[Problem requirements]: Each entry must appear again exactly as it does in the source.

Dataset items:
— begin —

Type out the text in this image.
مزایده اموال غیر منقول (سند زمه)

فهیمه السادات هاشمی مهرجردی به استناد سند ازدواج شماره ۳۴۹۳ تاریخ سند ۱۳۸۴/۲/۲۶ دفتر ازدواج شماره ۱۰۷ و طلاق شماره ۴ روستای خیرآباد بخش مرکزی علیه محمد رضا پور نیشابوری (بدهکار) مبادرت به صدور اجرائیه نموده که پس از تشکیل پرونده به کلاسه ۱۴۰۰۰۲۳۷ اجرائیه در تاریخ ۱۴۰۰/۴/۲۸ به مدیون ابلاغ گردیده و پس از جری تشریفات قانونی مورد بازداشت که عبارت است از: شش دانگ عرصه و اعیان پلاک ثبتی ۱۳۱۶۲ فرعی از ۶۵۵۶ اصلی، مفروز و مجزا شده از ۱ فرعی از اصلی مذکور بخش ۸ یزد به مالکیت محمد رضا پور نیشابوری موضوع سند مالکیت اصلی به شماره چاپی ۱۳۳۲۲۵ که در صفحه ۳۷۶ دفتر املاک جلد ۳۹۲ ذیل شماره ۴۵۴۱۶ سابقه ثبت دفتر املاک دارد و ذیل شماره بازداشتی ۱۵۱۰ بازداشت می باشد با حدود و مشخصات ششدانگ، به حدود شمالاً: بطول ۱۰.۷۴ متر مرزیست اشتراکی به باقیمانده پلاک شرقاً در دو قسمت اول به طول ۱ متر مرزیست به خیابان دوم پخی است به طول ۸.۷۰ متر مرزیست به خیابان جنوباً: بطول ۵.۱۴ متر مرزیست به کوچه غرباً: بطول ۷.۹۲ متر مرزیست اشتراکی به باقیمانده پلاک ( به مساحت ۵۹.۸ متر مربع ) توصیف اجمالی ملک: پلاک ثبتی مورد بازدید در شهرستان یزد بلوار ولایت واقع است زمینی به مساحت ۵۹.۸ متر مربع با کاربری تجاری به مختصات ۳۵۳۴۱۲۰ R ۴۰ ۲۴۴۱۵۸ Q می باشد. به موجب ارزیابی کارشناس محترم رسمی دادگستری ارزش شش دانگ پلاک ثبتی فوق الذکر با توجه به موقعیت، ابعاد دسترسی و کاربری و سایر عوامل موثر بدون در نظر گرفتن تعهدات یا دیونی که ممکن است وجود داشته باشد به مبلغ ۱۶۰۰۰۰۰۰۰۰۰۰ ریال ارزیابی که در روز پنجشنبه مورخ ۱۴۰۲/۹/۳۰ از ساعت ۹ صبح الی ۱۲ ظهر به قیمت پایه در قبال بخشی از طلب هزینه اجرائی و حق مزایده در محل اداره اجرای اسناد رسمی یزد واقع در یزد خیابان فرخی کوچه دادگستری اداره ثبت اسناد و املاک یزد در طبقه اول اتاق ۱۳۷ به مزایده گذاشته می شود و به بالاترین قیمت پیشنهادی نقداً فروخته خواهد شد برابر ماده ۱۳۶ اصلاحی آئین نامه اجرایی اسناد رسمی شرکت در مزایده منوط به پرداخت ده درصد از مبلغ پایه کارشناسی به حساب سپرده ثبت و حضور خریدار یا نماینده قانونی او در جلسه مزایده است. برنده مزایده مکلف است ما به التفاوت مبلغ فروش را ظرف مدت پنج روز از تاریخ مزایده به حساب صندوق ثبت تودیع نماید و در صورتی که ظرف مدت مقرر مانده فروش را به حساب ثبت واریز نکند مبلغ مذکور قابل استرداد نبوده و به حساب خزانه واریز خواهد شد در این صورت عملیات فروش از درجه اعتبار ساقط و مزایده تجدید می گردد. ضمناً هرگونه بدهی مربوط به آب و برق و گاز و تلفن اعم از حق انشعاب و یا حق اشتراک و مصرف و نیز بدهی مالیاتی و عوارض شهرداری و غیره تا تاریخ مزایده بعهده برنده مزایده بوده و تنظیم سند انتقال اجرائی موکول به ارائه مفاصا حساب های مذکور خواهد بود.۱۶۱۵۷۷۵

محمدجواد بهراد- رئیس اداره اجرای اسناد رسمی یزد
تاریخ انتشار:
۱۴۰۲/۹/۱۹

— end —

[The completed task]:
Type out the text in this image.
مزایده اموال غیر منقول (سند زمه)

فهیمه السادات هاشمی مهرجردی به استناد سند ازدواج شماره ۳۴۹۳ تاریخ سند ۱۳۸۴/۲/۲۶ دفتر ازدواج شماره ۱۰۷ و طلاق شماره ۴ روستای خیرآباد بخش مرکزی علیه محمد رضا پور نیشابوری (بدهکار) مبادرت به صدور اجرائیه نموده که پس از تشکیل پرونده به کلاسه ۱۴۰۰۰۲۳۷ اجرائیه در تاریخ ۱۴۰۰/۴/۲۸ به مدیون ابلاغ گردیده و پس از جری تشریفات قانونی مورد بازداشت که عبارت است از: شش دانگ عرصه و اعیان پلاک ثبتی ۱۳۱۶۲ فرعی از ۶۵۵۶ اصلی، مفروز و مجزا شده از ۱ فرعی از اصلی مذکور بخش ۸ یزد به مالکیت محمد رضا پور نیشابوری موضوع سند مالکیت اصلی به شماره چاپی ۱۳۳۲۲۵ که در صفحه ۳۷۶ دفتر املاک جلد ۳۹۲ ذیل شماره ۴۵۴۱۶ سابقه ثبت دفتر املاک دارد و ذیل شماره بازداشتی ۱۵۱۰ بازداشت می باشد با حدود و مشخصات ششدانگ، به حدود شمالاً: بطول ۱۰.۷۴ متر مرزیست اشتراکی به باقیمانده پلاک شرقاً در دو قسمت اول به طول ۱ متر مرزیست به خیابان دوم پخی است به طول ۸.۷۰ متر مرزیست به خیابان جنوباً: بطول ۵.۱۴ متر مرزیست به کوچه غرباً: بطول ۷.۹۲ متر مرزیست اشتراکی به باقیمانده پلاک ( به مساحت ۵۹.۸ متر مربع ) توصیف اجمالی ملک: پلاک ثبتی مورد بازدید در شهرستان یزد بلوار ولایت واقع است زمینی به مساحت ۵۹.۸ متر مربع با کاربری تجاری به مختصات ۳۵۳۴۱۲۰ R ۴۰ ۲۴۴۱۵۸ Q می باشد. به موجب ارزیابی کارشناس محترم رسمی دادگستری ارزش شش دانگ پلاک ثبتی فوق الذکر با توجه به موقعیت، ابعاد دسترسی و کاربری و سایر عوامل موثر بدون در نظر گرفتن تعهدات یا دیونی که ممکن است وجود داشته باشد به مبلغ ۱۶۰۰۰۰۰۰۰۰۰۰ ریال ارزیابی که در روز پنجشنبه مورخ ۱۴۰۲/۹/۳۰ از ساعت ۹ صبح الی ۱۲ ظهر به قیمت پایه در قبال بخشی از طلب هزینه اجرائی و حق مزایده در محل اداره اجرای اسناد رسمی یزد واقع در یزد خیابان فرخی کوچه دادگستری اداره ثبت اسناد و املاک یزد در طبقه اول اتاق ۱۳۷ به مزایده گذاشته می شود و به بالاترین قیمت پیشنهادی نقداً فروخته خواهد شد برابر ماده ۱۳۶ اصلاحی آئین نامه اجرایی اسناد رسمی شرکت در مزایده منوط به پرداخت ده درصد از مبلغ پایه کارشناسی به حساب سپرده ثبت و حضور خریدار یا نماینده قانونی او در جلسه مزایده است. برنده مزایده مکلف است ما به التفاوت مبلغ فروش را ظرف مدت پنج روز از تاریخ مزایده به حساب صندوق ثبت تودیع نماید و در صورتی که ظرف مدت مقرر مانده فروش را به حساب ثبت واریز نکند مبلغ مذکور قابل استرداد نبوده و به حساب خزانه واریز خواهد شد در این صورت عملیات فروش از درجه اعتبار ساقط و مزایده تجدید می گردد. ضمناً هرگونه بدهی مربوط به آب و برق و گاز و تلفن اعم از حق انشعاب و یا حق اشتراک و مصرف و نیز بدهی مالیاتی و عوارض شهرداری و غیره تا تاریخ مزایده بعهده برنده مزایده بوده و تنظیم سند انتقال اجرائی موکول به ارائه مفاصا حساب های مذکور خواهد بود.۱۶۱۵۷۷۵

محمدجواد بهراد- رئیس اداره اجرای اسناد رسمی یزد
تاریخ انتشار:
۱۴۰۲/۹/۱۹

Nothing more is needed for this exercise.